## Begin Extract to read
George Washington Donaghey
|George Washington Donahey|
|22nd Governor of Arkansas|
|Preceded by||Jesse M. Martin|
|Succeeded by||Joseph Taylor Robinson|
July 1, 1856|
Union Parish, Louisiana, USA
|Died||December 15, 1937
Little Rock, Pulaski County
|Resting place||Roselawn Memorial Park in Little Rock|
|Spouse(s)||Louvenia Wallace Donaghey (married 1887-1937, his death)|
|Residence||(1) Conway, Faulkner County
(2) Little Rock, Arkansas
|Alma mater||University of Arkansas|
Donaghey was born in the Oakland Community in Union Parish in north Louisiana. From 1882 to 1883, he attended the University of Arkansas at Fayetteville. He was a school teacher, carpenter, and he studied both architecture and structural engineering. In 1883, Donaghey established his residence at Conway, Arkansas, and adopted that city as his hometown; one of the major streets there bears his name.
Having himself lacked a formal education, Donaghey worked diligently to bring institutions of higher learning to Conway. He served on the boards of Philander Smith College in Little Rock and Hendrix College in Conway, where his service extended from 1906 until his death. Additionally, he gave generously to both institutions.
Donaghey entered business as a contractor and constructed courthouses in Texas and Arkansas. He built ice plants and roads in Arkansas and constructed water tanks and railroad stations for the Choctaw, Oklahoma and Gulf Railroad.
## End Extract to read
## Begin Listing
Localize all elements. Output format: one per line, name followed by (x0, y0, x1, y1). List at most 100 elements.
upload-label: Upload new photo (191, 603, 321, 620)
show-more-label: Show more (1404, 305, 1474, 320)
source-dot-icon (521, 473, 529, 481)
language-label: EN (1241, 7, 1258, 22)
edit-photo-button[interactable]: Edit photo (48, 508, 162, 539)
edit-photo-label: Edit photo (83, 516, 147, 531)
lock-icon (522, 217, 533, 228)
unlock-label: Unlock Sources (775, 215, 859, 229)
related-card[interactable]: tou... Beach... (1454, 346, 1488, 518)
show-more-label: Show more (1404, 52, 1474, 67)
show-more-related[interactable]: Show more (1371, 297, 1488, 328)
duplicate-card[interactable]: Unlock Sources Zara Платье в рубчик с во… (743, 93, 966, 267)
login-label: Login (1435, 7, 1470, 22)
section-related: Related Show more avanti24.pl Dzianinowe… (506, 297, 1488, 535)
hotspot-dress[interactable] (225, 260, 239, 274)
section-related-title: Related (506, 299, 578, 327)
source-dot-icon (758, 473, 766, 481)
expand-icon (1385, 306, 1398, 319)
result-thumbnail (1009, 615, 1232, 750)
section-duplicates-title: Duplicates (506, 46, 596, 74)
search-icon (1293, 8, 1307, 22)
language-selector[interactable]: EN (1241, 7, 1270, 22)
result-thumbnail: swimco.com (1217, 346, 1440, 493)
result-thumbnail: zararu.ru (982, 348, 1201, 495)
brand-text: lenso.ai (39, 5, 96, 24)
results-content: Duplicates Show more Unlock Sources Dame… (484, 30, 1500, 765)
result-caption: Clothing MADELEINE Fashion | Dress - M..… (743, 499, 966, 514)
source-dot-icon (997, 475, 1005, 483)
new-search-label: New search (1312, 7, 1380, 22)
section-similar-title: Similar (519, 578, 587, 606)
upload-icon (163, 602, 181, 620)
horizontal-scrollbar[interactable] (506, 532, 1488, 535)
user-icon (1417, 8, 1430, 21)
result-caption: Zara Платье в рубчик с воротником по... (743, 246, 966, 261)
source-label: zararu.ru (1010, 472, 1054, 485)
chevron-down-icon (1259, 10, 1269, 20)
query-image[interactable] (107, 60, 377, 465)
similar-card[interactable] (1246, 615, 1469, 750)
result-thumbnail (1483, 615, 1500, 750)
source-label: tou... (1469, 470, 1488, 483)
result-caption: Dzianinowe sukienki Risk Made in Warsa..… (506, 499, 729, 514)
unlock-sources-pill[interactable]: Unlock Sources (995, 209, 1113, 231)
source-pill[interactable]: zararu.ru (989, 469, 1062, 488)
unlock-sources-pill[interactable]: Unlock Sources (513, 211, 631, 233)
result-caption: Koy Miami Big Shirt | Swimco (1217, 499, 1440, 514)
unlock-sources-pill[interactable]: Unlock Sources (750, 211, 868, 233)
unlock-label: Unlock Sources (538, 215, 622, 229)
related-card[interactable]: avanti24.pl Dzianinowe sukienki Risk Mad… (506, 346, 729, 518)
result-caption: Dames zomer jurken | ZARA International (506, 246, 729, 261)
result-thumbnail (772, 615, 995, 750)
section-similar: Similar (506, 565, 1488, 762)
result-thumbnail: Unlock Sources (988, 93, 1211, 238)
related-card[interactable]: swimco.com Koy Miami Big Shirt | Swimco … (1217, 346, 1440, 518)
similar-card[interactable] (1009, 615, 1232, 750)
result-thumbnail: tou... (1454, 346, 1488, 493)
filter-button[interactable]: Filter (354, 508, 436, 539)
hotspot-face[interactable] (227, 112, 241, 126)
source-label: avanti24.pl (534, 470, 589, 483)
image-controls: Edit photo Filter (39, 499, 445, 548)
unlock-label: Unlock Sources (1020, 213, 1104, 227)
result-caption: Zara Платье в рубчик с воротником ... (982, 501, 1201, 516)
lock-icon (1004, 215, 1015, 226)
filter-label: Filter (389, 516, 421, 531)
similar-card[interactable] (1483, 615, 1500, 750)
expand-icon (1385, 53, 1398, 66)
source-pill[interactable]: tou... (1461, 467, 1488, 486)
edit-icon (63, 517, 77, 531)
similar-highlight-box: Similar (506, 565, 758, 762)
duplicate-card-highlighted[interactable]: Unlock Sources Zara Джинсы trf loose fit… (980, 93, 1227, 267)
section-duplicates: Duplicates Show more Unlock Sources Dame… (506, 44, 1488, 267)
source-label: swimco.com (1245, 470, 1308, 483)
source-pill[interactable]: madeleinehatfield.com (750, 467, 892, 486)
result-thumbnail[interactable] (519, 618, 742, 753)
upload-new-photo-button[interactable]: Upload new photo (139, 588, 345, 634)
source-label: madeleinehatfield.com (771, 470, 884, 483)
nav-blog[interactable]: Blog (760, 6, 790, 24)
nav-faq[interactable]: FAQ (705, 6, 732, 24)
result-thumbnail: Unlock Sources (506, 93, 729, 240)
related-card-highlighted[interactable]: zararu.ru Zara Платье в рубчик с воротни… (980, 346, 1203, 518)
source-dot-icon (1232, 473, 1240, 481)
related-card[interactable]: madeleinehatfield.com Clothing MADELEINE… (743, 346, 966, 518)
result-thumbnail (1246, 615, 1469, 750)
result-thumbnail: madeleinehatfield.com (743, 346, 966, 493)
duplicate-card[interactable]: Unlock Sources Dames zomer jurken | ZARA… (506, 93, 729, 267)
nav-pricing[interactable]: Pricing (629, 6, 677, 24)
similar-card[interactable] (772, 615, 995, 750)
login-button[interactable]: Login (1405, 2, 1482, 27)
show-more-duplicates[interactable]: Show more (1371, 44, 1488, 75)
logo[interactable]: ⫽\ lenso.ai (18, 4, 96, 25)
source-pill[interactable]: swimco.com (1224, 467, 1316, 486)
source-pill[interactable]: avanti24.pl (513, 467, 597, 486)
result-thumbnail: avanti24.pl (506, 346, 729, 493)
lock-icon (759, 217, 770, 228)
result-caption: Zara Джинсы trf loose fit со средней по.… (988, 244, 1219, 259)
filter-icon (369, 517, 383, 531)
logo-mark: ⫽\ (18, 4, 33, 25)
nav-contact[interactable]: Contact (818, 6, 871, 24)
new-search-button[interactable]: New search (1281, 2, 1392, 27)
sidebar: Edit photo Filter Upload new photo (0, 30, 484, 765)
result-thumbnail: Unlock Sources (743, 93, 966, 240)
## End Listing
§ **Problem description**:
Answer these from the text on George Washington Donaghey:
(a) In which years did he attend the University of Arkansas at Fayetteville?
(b) Which two colleges had him on their boards?
(c) For which railroad did he build water tanks and railroad stations?

§ **Exercise output**:
(a) From 1882 to 1883.
(b) Philander Smith College in Little Rock and Hendrix College in Conway.
(c) The Choctaw, Oklahoma and Gulf Railroad.